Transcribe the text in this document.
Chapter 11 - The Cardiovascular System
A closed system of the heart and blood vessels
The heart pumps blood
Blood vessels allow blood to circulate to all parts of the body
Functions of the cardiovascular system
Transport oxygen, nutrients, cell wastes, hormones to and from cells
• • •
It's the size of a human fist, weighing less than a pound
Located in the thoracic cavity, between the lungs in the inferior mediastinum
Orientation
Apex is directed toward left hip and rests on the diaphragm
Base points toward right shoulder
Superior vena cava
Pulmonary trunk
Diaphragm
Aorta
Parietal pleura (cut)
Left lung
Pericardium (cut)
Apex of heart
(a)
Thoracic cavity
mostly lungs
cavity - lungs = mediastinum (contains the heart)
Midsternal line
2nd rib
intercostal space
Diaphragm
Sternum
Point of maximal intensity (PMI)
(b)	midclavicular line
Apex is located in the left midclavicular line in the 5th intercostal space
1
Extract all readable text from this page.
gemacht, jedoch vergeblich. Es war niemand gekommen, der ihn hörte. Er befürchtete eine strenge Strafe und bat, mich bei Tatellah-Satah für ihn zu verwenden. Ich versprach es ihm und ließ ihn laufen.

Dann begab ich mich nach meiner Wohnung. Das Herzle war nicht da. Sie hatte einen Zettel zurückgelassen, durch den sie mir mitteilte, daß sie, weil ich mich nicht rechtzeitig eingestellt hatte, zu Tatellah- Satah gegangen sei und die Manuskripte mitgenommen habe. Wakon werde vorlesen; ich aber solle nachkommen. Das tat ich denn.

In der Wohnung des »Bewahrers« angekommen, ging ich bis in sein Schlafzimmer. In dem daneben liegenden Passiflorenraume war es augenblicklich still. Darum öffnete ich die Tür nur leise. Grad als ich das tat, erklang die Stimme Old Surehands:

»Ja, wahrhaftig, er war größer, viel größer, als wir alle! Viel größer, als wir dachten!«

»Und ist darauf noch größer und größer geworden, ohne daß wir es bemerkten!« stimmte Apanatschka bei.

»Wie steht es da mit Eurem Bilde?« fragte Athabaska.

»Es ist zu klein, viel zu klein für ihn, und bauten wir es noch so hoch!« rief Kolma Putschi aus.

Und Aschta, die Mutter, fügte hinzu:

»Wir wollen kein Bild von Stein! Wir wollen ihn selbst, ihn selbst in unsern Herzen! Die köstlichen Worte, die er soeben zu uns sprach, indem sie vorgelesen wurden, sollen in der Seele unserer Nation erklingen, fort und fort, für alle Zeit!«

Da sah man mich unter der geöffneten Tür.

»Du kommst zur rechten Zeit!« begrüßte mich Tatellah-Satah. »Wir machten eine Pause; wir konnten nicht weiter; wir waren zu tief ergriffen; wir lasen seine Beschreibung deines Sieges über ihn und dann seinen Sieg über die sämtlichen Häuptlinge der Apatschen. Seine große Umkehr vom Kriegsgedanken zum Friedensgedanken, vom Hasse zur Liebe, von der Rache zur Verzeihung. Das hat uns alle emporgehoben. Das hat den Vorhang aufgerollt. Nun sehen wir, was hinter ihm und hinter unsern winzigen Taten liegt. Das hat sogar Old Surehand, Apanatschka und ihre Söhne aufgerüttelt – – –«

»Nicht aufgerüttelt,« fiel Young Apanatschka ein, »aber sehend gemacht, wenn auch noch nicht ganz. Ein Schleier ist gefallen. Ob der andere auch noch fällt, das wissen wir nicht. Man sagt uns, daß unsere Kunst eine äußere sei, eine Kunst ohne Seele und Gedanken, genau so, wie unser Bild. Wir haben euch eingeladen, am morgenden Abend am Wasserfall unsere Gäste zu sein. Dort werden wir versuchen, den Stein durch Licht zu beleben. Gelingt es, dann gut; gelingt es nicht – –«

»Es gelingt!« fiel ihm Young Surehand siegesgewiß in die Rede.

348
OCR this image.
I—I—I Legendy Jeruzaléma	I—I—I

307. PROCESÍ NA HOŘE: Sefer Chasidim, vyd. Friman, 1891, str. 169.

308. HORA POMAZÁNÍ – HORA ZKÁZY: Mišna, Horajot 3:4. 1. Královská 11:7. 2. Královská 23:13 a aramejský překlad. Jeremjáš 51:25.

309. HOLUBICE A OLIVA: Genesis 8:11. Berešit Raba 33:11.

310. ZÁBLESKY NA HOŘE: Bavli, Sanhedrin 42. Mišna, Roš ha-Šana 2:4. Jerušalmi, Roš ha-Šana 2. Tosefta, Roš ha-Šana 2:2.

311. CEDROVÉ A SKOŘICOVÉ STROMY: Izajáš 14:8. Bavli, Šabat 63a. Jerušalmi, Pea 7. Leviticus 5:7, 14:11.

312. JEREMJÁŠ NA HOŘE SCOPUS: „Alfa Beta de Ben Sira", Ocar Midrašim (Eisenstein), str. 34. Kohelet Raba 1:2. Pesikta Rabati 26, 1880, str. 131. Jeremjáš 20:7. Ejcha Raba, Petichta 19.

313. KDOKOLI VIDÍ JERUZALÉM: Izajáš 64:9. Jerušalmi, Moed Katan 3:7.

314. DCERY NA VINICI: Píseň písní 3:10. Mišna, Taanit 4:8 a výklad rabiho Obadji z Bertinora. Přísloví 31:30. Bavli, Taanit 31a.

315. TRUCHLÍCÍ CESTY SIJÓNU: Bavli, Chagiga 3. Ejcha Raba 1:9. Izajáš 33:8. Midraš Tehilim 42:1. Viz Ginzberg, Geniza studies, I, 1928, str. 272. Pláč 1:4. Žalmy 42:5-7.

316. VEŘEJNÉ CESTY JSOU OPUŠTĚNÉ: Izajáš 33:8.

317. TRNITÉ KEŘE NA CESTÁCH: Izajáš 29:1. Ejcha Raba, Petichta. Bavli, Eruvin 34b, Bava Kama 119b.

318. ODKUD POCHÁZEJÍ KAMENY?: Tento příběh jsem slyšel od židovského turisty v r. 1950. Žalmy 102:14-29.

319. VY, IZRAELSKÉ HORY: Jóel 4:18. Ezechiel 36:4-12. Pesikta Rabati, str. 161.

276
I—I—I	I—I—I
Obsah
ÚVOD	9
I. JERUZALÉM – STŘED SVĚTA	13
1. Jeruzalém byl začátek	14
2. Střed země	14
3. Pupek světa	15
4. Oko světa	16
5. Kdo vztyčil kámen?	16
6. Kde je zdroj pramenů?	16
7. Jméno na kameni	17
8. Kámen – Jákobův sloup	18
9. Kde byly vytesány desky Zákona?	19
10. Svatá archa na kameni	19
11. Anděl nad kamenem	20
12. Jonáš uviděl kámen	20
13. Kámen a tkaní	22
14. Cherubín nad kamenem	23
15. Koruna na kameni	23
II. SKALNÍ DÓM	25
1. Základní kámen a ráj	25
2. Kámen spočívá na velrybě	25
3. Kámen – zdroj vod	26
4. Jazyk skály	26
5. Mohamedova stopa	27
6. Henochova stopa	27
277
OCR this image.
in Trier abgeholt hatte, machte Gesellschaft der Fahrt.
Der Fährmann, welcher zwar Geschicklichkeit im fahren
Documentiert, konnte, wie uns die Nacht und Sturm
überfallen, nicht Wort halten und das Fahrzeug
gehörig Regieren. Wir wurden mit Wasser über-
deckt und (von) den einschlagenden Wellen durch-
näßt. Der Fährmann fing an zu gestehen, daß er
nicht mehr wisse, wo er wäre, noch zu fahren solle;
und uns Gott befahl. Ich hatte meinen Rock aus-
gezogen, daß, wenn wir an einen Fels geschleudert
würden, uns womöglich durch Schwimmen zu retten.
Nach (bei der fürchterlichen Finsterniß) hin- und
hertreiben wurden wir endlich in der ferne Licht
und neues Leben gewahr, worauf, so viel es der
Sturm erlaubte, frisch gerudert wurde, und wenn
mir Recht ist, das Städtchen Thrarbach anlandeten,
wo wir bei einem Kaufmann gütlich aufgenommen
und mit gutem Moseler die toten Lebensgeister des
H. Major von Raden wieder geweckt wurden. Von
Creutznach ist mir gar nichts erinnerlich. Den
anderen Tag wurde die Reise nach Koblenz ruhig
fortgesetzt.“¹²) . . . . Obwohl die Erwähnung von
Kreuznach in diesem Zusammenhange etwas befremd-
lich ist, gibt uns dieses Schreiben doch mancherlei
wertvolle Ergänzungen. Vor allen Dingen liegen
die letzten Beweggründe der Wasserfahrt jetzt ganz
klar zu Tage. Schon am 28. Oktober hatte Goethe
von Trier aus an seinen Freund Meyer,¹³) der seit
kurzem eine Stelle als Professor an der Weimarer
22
+ + + + + + +
» **Work item**
Show every line from the listing above in which the string "gelingt" appears.

» **Written reply**
»Nicht aufgerüttelt,« fiel Young Apanatschka ein, »aber sehend gemacht, wenn auch noch nicht ganz. Ein Schleier ist gefallen. Ob der andere auch noch fällt, das wissen wir nicht. Man sagt uns, daß unsere Kunst eine äußere sei, eine Kunst ohne Seele und Gedanken, genau so, wie unser Bild. Wir haben euch eingeladen, am morgenden Abend am Wasserfall unsere Gäste zu sein. Dort werden wir versuchen, den Stein durch Licht zu beleben. Gelingt es, dann gut; gelingt es nicht – –«
»Es gelingt!« fiel ihm Young Surehand siegesgewiß in die Rede.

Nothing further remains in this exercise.